### THE TASK
Make an exact copy of the entries below with the pictures removed.

Dataset records:
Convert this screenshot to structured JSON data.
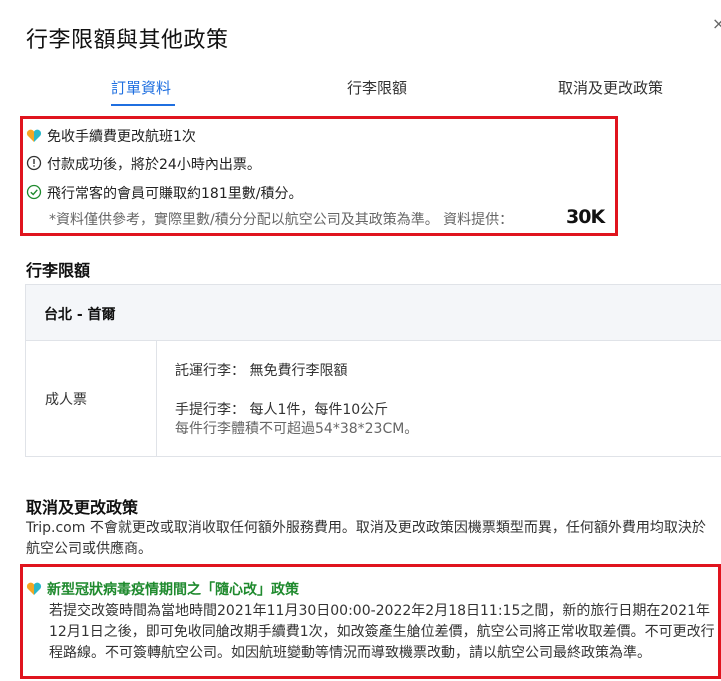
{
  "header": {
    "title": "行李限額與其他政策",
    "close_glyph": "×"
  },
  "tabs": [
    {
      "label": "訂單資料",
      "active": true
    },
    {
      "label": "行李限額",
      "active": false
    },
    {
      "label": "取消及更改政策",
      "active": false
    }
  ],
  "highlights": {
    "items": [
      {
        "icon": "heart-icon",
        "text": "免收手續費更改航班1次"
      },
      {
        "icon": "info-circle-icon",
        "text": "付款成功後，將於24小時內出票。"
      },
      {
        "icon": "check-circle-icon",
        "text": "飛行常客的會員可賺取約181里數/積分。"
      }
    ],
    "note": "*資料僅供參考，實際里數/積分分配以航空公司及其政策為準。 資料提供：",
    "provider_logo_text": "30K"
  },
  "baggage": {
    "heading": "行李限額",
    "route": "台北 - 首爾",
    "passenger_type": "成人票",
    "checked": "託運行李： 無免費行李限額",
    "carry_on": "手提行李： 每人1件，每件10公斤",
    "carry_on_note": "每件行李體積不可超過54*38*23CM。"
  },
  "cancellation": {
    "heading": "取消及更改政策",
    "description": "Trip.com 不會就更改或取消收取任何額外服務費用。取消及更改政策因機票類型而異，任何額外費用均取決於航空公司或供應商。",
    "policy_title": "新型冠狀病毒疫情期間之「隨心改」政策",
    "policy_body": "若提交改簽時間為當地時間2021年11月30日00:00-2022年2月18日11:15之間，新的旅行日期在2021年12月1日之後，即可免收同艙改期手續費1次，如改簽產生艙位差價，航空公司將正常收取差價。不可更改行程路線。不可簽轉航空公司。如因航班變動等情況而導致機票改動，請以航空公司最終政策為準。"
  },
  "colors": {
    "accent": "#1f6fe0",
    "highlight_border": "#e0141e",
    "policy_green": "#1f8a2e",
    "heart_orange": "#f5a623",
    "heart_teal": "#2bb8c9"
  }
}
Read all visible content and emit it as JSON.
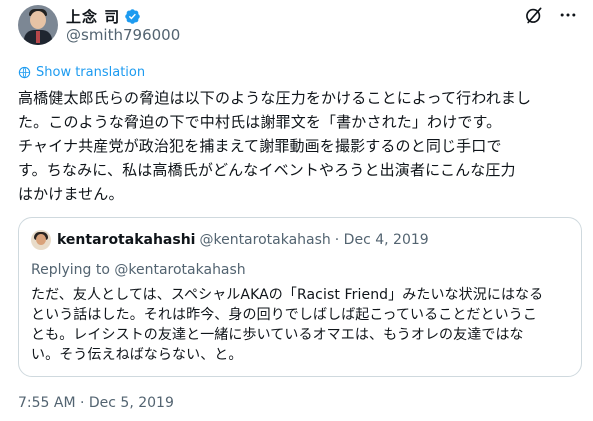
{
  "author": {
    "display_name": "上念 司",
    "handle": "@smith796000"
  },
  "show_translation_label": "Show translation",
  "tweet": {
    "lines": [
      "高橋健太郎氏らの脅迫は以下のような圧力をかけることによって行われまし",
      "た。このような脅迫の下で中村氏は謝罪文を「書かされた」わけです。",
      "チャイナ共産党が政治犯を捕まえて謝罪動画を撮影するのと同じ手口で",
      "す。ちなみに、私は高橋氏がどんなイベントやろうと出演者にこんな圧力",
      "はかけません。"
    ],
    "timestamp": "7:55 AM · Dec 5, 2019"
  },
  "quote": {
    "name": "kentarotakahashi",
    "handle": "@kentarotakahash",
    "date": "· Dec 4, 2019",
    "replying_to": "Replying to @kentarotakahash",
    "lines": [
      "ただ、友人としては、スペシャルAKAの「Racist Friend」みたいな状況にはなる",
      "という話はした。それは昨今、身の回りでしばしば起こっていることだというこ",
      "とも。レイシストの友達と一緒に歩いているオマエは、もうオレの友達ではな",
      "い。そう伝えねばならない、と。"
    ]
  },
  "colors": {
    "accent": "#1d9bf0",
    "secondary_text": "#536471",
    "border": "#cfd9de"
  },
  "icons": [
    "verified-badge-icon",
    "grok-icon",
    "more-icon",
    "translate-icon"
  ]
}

### WORKED ANSWER
Convert this screenshot to structured JSON data.
{
  "header": {
    "title": "行李限額與其他政策",
    "close_glyph": "×"
  },
  "tabs": [
    {
      "label": "訂單資料",
      "active": true
    },
    {
      "label": "行李限額",
      "active": false
    },
    {
      "label": "取消及更改政策",
      "active": false
    }
  ],
  "highlights": {
    "items": [
      {
        "icon": "heart-icon",
        "text": "免收手續費更改航班1次"
      },
      {
        "icon": "info-circle-icon",
        "text": "付款成功後，將於24小時內出票。"
      },
      {
        "icon": "check-circle-icon",
        "text": "飛行常客的會員可賺取約181里數/積分。"
      }
    ],
    "note": "*資料僅供參考，實際里數/積分分配以航空公司及其政策為準。 資料提供：",
    "provider_logo_text": "30K"
  },
  "baggage": {
    "heading": "行李限額",
    "route": "台北 - 首爾",
    "passenger_type": "成人票",
    "checked": "託運行李： 無免費行李限額",
    "carry_on": "手提行李： 每人1件，每件10公斤",
    "carry_on_note": "每件行李體積不可超過54*38*23CM。"
  },
  "cancellation": {
    "heading": "取消及更改政策",
    "description": "Trip.com 不會就更改或取消收取任何額外服務費用。取消及更改政策因機票類型而異，任何額外費用均取決於航空公司或供應商。",
    "policy_title": "新型冠狀病毒疫情期間之「隨心改」政策",
    "policy_body": "若提交改簽時間為當地時間2021年11月30日00:00-2022年2月18日11:15之間，新的旅行日期在2021年12月1日之後，即可免收同艙改期手續費1次，如改簽產生艙位差價，航空公司將正常收取差價。不可更改行程路線。不可簽轉航空公司。如因航班變動等情況而導致機票改動，請以航空公司最終政策為準。"
  },
  "colors": {
    "accent": "#1f6fe0",
    "highlight_border": "#e0141e",
    "policy_green": "#1f8a2e",
    "heart_orange": "#f5a623",
    "heart_teal": "#2bb8c9"
  }
}
Read all visible content and emit it as JSON.
{
  "author": {
    "display_name": "上念 司",
    "handle": "@smith796000"
  },
  "show_translation_label": "Show translation",
  "tweet": {
    "lines": [
      "高橋健太郎氏らの脅迫は以下のような圧力をかけることによって行われまし",
      "た。このような脅迫の下で中村氏は謝罪文を「書かされた」わけです。",
      "チャイナ共産党が政治犯を捕まえて謝罪動画を撮影するのと同じ手口で",
      "す。ちなみに、私は高橋氏がどんなイベントやろうと出演者にこんな圧力",
      "はかけません。"
    ],
    "timestamp": "7:55 AM · Dec 5, 2019"
  },
  "quote": {
    "name": "kentarotakahashi",
    "handle": "@kentarotakahash",
    "date": "· Dec 4, 2019",
    "replying_to": "Replying to @kentarotakahash",
    "lines": [
      "ただ、友人としては、スペシャルAKAの「Racist Friend」みたいな状況にはなる",
      "という話はした。それは昨今、身の回りでしばしば起こっていることだというこ",
      "とも。レイシストの友達と一緒に歩いているオマエは、もうオレの友達ではな",
      "い。そう伝えねばならない、と。"
    ]
  },
  "colors": {
    "accent": "#1d9bf0",
    "secondary_text": "#536471",
    "border": "#cfd9de"
  },
  "icons": [
    "verified-badge-icon",
    "grok-icon",
    "more-icon",
    "translate-icon"
  ]
}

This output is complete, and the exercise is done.